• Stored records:
>>>
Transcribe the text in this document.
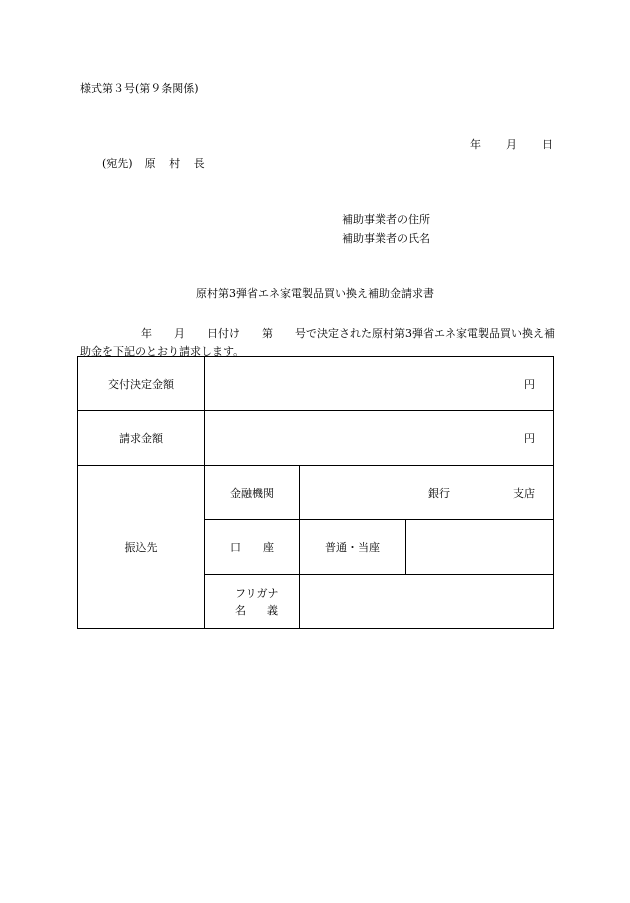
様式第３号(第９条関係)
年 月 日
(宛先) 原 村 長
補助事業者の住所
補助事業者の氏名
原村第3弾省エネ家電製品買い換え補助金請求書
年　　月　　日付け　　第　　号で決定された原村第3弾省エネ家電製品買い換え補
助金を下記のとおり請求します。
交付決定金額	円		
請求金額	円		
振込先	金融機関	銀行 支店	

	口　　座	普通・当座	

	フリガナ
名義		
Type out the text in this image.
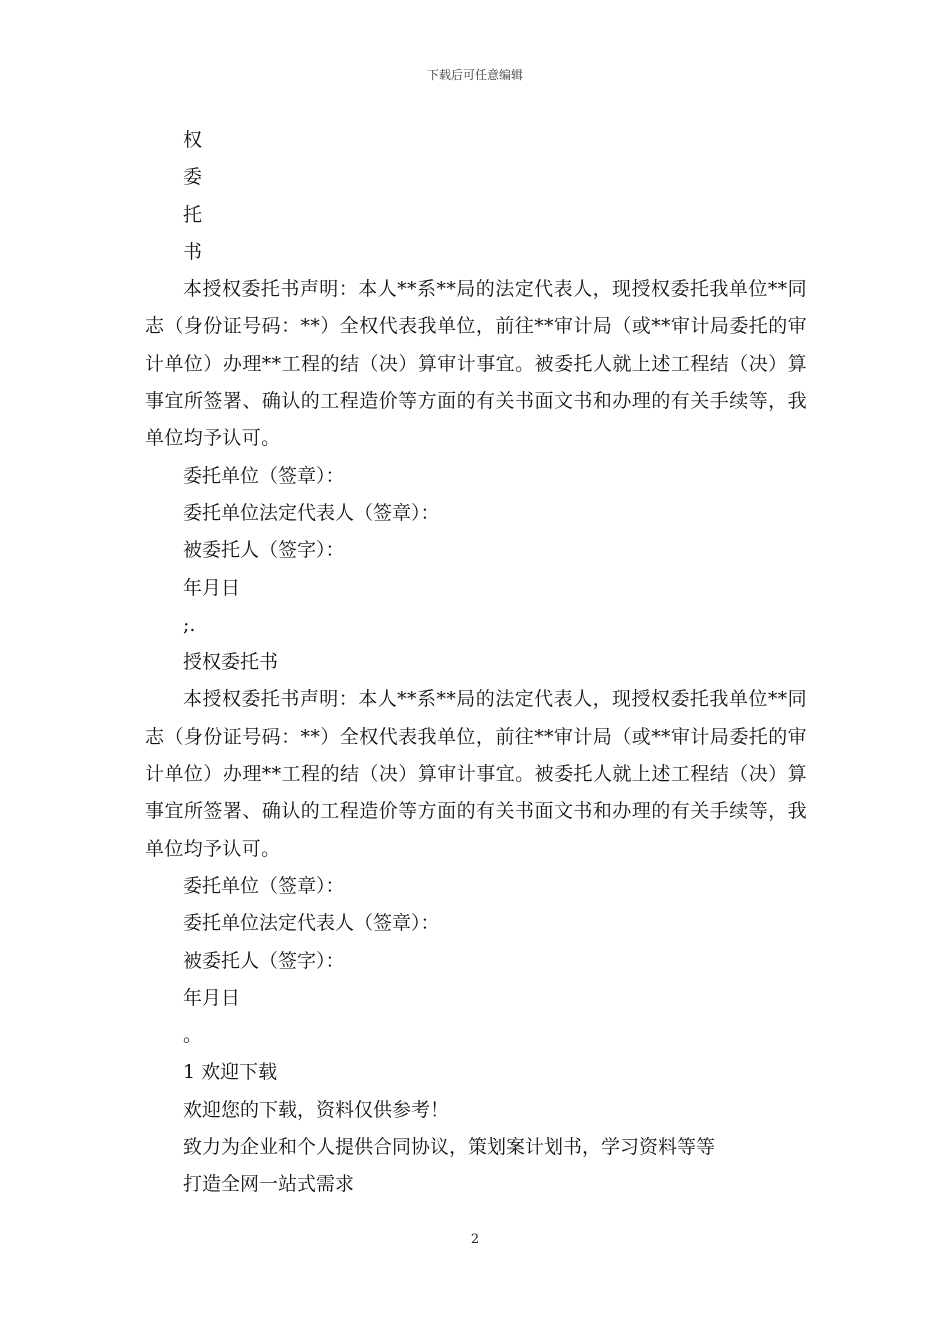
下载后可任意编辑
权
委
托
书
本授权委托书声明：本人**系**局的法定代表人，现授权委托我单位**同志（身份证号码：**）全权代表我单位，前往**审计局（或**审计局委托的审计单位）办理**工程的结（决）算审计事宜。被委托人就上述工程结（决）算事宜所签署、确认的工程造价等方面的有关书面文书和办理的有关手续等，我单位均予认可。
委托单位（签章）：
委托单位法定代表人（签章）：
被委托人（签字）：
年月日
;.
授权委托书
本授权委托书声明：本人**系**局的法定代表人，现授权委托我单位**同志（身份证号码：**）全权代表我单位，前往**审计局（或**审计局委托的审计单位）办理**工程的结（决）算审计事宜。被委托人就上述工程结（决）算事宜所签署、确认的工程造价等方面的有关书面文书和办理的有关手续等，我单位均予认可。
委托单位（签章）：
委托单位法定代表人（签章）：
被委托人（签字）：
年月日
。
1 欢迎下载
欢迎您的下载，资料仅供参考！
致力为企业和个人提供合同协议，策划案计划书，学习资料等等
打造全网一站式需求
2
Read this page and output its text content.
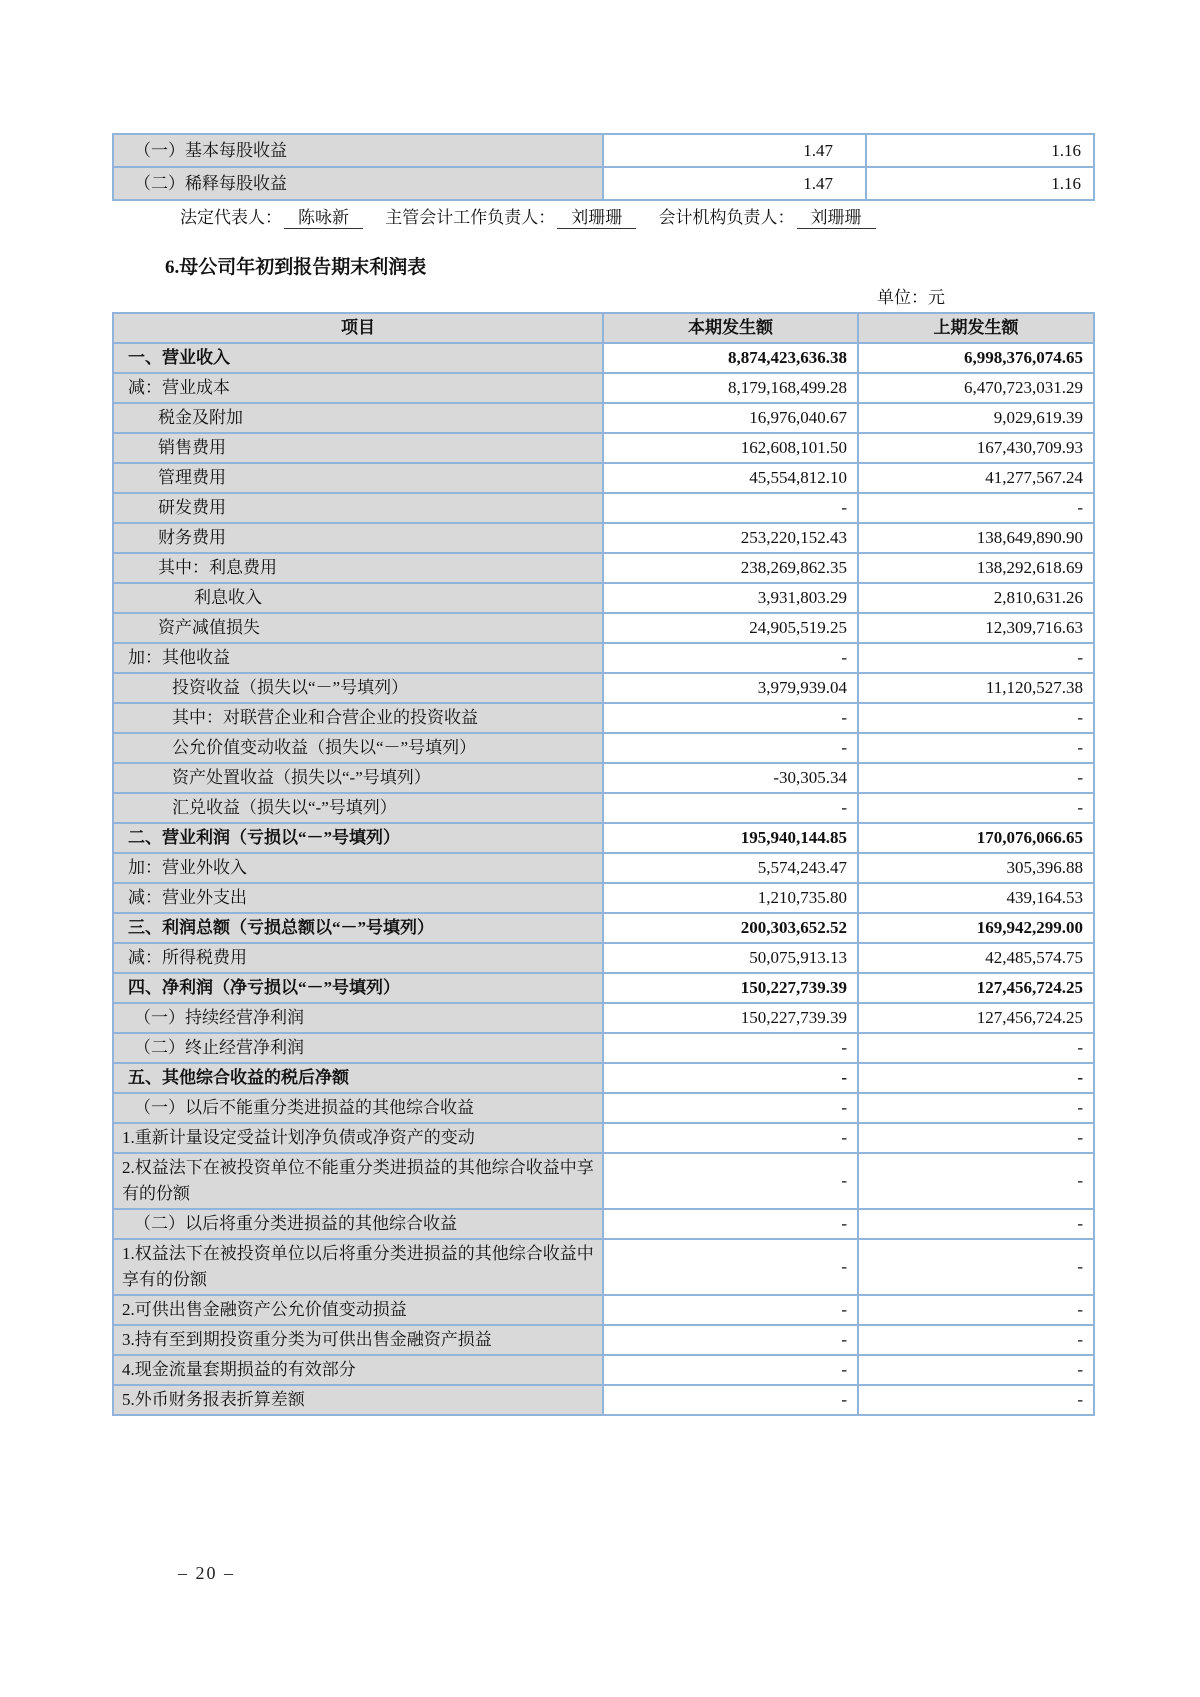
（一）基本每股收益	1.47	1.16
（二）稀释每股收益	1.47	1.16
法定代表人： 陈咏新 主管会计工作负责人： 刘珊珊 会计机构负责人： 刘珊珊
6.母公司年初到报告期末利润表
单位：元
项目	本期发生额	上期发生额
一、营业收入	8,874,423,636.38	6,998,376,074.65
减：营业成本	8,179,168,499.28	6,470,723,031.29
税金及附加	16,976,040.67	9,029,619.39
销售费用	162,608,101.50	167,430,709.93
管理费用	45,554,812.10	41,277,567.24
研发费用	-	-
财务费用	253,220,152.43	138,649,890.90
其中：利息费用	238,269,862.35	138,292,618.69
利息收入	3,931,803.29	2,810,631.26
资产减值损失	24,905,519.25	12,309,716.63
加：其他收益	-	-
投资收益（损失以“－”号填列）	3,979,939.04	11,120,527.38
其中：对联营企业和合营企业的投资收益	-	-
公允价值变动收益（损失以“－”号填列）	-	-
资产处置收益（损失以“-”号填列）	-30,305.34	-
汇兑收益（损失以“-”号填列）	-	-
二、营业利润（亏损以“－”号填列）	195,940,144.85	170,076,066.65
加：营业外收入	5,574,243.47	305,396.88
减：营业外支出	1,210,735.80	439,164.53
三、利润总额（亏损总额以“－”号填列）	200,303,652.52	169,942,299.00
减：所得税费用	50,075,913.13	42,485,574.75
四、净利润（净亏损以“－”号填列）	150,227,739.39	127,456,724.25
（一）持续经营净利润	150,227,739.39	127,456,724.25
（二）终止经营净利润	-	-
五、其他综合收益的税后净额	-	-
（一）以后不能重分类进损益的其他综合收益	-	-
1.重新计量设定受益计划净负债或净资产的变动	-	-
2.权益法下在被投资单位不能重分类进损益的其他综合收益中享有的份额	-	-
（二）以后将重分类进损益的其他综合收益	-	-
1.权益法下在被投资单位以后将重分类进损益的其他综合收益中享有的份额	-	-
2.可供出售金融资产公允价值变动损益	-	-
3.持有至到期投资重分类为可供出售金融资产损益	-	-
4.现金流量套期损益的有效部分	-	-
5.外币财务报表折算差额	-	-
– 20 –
<<<
• STATED TASK: Exclude the images and reproduce the remaining data exactly.

• ANSWER FOR THE TASK:
Transcribe the text in this document.
様式第３号(第９条関係)
年 月 日
(宛先) 原 村 長
補助事業者の住所
補助事業者の氏名
原村第3弾省エネ家電製品買い換え補助金請求書
年　　月　　日付け　　第　　号で決定された原村第3弾省エネ家電製品買い換え補
助金を下記のとおり請求します。
交付決定金額	円		
請求金額	円		
振込先	金融機関	銀行 支店	

	口　　座	普通・当座	

	フリガナ
名義		
Type out the text in this image.
下载后可任意编辑
权
委
托
书
本授权委托书声明：本人**系**局的法定代表人，现授权委托我单位**同志（身份证号码：**）全权代表我单位，前往**审计局（或**审计局委托的审计单位）办理**工程的结（决）算审计事宜。被委托人就上述工程结（决）算事宜所签署、确认的工程造价等方面的有关书面文书和办理的有关手续等，我单位均予认可。
委托单位（签章）：
委托单位法定代表人（签章）：
被委托人（签字）：
年月日
;.
授权委托书
本授权委托书声明：本人**系**局的法定代表人，现授权委托我单位**同志（身份证号码：**）全权代表我单位，前往**审计局（或**审计局委托的审计单位）办理**工程的结（决）算审计事宜。被委托人就上述工程结（决）算事宜所签署、确认的工程造价等方面的有关书面文书和办理的有关手续等，我单位均予认可。
委托单位（签章）：
委托单位法定代表人（签章）：
被委托人（签字）：
年月日
。
1 欢迎下载
欢迎您的下载，资料仅供参考！
致力为企业和个人提供合同协议，策划案计划书，学习资料等等
打造全网一站式需求
2
Read this page and output its text content.
（一）基本每股收益	1.47	1.16
（二）稀释每股收益	1.47	1.16
法定代表人： 陈咏新 主管会计工作负责人： 刘珊珊 会计机构负责人： 刘珊珊
6.母公司年初到报告期末利润表
单位：元
项目	本期发生额	上期发生额
一、营业收入	8,874,423,636.38	6,998,376,074.65
减：营业成本	8,179,168,499.28	6,470,723,031.29
税金及附加	16,976,040.67	9,029,619.39
销售费用	162,608,101.50	167,430,709.93
管理费用	45,554,812.10	41,277,567.24
研发费用	-	-
财务费用	253,220,152.43	138,649,890.90
其中：利息费用	238,269,862.35	138,292,618.69
利息收入	3,931,803.29	2,810,631.26
资产减值损失	24,905,519.25	12,309,716.63
加：其他收益	-	-
投资收益（损失以“－”号填列）	3,979,939.04	11,120,527.38
其中：对联营企业和合营企业的投资收益	-	-
公允价值变动收益（损失以“－”号填列）	-	-
资产处置收益（损失以“-”号填列）	-30,305.34	-
汇兑收益（损失以“-”号填列）	-	-
二、营业利润（亏损以“－”号填列）	195,940,144.85	170,076,066.65
加：营业外收入	5,574,243.47	305,396.88
减：营业外支出	1,210,735.80	439,164.53
三、利润总额（亏损总额以“－”号填列）	200,303,652.52	169,942,299.00
减：所得税费用	50,075,913.13	42,485,574.75
四、净利润（净亏损以“－”号填列）	150,227,739.39	127,456,724.25
（一）持续经营净利润	150,227,739.39	127,456,724.25
（二）终止经营净利润	-	-
五、其他综合收益的税后净额	-	-
（一）以后不能重分类进损益的其他综合收益	-	-
1.重新计量设定受益计划净负债或净资产的变动	-	-
2.权益法下在被投资单位不能重分类进损益的其他综合收益中享有的份额	-	-
（二）以后将重分类进损益的其他综合收益	-	-
1.权益法下在被投资单位以后将重分类进损益的其他综合收益中享有的份额	-	-
2.可供出售金融资产公允价值变动损益	-	-
3.持有至到期投资重分类为可供出售金融资产损益	-	-
4.现金流量套期损益的有效部分	-	-
5.外币财务报表折算差额	-	-
– 20 –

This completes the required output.